Sift the listing for lines that hold the string "ylabel" and pull them out.

^^^^

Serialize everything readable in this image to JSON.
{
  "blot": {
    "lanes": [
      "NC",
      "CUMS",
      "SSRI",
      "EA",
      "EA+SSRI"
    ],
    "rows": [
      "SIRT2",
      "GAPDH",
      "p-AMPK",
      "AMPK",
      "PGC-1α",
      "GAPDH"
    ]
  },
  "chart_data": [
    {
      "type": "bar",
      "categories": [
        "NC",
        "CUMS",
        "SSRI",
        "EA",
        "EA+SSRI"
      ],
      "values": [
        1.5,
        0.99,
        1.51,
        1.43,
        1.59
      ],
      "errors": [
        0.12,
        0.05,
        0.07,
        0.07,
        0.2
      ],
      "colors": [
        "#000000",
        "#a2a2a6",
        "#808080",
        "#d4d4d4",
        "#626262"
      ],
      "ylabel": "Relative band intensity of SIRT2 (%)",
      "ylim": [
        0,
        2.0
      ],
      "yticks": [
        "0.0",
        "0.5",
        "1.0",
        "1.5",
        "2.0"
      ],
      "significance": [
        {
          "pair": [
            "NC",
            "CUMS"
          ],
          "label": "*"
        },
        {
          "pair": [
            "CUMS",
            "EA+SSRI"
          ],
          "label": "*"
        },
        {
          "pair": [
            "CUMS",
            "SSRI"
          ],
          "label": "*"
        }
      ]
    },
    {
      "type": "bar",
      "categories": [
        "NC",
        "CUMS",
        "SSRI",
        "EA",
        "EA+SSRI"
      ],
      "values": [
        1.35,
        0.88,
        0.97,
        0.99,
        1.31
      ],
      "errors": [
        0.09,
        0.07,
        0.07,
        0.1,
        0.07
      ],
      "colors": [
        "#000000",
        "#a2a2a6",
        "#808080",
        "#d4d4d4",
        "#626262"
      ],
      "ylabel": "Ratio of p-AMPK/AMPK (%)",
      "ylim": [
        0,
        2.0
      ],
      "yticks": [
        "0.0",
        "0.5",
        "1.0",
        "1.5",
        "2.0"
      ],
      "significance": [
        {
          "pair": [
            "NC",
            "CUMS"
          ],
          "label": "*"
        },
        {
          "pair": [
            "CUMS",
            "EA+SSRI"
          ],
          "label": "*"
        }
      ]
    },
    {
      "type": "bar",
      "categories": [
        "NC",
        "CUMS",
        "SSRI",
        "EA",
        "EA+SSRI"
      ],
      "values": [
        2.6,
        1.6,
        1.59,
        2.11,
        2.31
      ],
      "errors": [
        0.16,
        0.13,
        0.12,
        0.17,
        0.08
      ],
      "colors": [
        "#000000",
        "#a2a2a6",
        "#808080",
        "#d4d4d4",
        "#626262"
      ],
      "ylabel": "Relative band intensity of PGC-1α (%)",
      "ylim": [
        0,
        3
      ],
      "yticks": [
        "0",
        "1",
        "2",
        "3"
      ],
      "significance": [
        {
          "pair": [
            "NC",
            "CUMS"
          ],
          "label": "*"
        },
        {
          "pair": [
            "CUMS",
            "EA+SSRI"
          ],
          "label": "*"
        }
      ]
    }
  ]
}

^^^^

- [Task output]:
      "ylabel": "Relative band intensity of SIRT2 (%)",
      "ylabel": "Ratio of p-AMPK/AMPK (%)",
      "ylabel": "Relative band intensity of PGC-1α (%)",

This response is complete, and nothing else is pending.